- _YOUR OBJECTIVE_:
All lines holding the string "image" are to be shown.

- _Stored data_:
⁂
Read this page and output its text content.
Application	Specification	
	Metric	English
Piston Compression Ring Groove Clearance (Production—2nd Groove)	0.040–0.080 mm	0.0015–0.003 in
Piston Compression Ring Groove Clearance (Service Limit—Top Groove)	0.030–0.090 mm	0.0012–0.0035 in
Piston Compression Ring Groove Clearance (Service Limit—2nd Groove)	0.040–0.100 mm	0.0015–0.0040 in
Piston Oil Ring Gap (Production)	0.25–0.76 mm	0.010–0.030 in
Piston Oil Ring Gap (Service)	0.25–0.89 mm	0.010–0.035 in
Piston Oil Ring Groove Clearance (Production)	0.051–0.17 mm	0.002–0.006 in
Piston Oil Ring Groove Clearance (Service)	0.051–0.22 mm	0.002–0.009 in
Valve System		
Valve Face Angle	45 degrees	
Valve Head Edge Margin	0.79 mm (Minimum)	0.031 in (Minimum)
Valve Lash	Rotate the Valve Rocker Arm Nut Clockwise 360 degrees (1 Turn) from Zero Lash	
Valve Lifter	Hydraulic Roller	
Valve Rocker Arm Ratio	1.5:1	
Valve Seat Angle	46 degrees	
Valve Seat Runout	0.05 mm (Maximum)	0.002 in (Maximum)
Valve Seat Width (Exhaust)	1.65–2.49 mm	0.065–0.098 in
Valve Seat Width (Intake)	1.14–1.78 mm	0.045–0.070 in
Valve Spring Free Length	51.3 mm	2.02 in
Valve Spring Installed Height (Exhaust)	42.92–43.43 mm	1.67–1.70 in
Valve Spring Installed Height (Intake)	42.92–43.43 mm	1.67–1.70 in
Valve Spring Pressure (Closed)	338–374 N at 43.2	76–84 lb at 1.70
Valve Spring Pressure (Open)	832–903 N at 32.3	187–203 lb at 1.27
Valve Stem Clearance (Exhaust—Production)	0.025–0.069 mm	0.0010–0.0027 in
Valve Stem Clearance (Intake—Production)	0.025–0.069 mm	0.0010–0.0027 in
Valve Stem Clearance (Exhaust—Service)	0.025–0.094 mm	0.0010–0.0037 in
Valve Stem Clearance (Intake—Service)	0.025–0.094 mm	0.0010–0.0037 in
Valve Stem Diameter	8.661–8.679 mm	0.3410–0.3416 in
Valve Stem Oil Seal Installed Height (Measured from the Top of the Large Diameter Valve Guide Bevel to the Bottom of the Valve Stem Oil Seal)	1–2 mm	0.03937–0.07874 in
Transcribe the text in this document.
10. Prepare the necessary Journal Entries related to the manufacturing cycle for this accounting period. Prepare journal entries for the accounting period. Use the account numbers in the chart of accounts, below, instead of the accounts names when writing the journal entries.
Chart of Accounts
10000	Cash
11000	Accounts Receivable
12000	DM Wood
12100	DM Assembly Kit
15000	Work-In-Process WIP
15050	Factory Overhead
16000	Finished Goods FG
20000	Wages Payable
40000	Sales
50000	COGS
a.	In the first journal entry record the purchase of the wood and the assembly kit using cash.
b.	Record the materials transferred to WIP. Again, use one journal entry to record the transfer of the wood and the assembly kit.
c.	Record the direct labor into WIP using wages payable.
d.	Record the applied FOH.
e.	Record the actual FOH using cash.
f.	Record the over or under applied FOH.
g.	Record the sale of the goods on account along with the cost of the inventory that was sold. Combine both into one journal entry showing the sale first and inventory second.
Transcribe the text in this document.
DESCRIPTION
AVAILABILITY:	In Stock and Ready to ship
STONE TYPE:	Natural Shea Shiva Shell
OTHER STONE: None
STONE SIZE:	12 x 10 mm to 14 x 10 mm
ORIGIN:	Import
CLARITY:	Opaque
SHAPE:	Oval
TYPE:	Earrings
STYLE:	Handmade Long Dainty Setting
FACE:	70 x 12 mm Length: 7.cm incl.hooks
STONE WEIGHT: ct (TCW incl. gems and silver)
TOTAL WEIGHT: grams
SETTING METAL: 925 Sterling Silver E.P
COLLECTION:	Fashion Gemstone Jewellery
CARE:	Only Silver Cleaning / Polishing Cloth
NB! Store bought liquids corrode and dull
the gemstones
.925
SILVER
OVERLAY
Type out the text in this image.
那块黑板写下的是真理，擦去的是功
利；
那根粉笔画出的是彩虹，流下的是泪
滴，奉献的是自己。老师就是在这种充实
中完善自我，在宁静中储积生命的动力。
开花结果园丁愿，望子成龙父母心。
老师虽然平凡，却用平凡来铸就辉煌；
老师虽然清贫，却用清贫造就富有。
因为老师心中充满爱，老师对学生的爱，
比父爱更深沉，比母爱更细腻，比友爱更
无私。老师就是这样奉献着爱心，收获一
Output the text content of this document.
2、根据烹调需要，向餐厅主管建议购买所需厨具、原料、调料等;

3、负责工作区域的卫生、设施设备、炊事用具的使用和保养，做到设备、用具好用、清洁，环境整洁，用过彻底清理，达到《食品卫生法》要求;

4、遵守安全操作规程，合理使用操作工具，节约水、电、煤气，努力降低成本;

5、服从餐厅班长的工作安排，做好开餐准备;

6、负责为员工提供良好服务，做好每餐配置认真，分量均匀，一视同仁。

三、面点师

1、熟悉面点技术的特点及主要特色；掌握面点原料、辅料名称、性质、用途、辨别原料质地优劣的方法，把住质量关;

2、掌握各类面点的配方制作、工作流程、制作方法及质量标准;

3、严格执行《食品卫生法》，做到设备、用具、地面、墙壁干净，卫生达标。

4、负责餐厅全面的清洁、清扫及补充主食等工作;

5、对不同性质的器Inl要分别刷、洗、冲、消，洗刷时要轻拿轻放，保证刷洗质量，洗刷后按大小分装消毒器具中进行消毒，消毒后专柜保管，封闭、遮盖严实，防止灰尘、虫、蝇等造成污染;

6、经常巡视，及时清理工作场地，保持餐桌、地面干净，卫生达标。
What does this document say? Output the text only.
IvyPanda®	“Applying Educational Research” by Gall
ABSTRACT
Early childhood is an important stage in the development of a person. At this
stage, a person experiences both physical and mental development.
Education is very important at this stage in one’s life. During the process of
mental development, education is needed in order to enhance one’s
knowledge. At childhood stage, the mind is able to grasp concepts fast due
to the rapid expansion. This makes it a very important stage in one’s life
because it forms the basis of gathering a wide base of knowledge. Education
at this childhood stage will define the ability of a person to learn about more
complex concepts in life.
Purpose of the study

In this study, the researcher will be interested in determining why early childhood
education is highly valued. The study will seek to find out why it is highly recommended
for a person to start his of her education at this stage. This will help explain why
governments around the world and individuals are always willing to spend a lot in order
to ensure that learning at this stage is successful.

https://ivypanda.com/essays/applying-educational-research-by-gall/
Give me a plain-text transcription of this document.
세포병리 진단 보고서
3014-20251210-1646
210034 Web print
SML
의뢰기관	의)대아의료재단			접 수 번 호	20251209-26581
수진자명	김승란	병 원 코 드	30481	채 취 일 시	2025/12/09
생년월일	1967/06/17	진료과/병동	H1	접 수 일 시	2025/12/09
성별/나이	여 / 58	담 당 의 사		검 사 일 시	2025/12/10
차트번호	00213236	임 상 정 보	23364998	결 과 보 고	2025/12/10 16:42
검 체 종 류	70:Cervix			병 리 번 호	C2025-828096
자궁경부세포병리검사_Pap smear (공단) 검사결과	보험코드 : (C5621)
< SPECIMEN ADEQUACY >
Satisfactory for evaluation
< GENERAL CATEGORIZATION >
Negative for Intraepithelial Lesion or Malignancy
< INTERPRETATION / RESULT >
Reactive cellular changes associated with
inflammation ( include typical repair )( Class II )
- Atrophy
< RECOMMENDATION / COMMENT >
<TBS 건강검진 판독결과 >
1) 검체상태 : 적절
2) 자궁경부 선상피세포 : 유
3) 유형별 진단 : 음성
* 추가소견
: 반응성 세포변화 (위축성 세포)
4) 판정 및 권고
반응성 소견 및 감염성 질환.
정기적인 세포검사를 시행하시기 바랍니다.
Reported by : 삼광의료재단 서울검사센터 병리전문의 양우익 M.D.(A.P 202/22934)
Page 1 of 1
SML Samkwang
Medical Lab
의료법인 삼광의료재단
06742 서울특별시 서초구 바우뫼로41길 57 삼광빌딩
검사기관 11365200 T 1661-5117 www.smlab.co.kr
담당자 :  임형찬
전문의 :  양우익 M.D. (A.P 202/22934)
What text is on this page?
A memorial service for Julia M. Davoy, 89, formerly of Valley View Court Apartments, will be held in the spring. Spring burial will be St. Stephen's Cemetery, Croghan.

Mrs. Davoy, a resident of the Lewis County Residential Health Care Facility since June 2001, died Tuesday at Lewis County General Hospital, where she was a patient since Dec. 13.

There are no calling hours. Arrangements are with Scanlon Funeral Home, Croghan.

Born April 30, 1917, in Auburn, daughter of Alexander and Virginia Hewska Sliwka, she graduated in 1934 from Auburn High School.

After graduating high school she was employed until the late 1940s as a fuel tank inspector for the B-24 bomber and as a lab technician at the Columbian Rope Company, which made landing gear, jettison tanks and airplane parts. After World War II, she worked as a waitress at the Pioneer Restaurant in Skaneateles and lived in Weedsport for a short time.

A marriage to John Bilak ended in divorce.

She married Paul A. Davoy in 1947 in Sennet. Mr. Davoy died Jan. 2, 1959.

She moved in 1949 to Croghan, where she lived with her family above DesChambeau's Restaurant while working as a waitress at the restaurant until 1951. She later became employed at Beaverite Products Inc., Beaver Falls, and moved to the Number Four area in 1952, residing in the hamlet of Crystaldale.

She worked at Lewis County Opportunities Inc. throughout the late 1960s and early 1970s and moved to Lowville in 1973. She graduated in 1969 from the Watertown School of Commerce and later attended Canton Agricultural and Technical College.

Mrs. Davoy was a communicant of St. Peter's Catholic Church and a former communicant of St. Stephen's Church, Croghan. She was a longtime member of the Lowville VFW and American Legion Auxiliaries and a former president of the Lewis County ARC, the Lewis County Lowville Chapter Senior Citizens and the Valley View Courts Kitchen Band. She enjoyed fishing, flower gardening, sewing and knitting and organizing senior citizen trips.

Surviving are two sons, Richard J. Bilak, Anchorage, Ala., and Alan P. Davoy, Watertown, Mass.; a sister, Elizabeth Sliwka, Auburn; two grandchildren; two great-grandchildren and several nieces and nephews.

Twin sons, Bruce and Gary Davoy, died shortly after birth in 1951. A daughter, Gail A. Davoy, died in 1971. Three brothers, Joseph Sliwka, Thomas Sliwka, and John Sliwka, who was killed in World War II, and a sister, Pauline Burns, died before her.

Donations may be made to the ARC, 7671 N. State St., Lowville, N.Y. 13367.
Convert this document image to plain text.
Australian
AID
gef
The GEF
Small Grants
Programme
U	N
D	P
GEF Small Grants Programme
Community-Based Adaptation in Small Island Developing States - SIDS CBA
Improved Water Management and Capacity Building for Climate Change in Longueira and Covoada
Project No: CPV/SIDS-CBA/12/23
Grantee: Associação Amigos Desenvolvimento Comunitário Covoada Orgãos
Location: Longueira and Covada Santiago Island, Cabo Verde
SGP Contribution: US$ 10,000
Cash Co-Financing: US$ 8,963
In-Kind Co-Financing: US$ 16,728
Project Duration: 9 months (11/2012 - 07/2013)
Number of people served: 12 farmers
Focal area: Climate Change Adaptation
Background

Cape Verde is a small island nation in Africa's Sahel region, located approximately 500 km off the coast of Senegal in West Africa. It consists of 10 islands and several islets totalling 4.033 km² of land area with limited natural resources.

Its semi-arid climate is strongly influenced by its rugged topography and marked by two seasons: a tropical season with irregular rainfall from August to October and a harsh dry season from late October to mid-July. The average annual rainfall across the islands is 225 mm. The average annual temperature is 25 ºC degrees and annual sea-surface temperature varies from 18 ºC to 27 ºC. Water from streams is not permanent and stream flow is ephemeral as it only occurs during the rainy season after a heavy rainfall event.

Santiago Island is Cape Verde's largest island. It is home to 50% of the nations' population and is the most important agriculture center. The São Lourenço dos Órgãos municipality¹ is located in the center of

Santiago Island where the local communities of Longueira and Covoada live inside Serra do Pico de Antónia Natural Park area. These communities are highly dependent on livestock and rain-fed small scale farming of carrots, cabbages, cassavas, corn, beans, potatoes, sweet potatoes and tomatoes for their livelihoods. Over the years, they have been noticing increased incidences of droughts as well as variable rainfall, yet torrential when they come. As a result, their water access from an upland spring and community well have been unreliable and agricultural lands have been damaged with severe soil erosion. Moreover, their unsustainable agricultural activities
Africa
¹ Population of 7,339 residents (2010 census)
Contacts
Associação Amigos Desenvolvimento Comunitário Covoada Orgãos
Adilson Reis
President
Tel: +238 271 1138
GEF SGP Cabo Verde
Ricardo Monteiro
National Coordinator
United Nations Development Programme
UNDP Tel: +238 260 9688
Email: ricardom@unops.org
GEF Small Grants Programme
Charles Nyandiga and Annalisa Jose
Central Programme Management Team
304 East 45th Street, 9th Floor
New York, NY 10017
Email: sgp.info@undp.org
⁂
- _RESPONSE_:
Type out the text in this image.
Convert this document image to plain text.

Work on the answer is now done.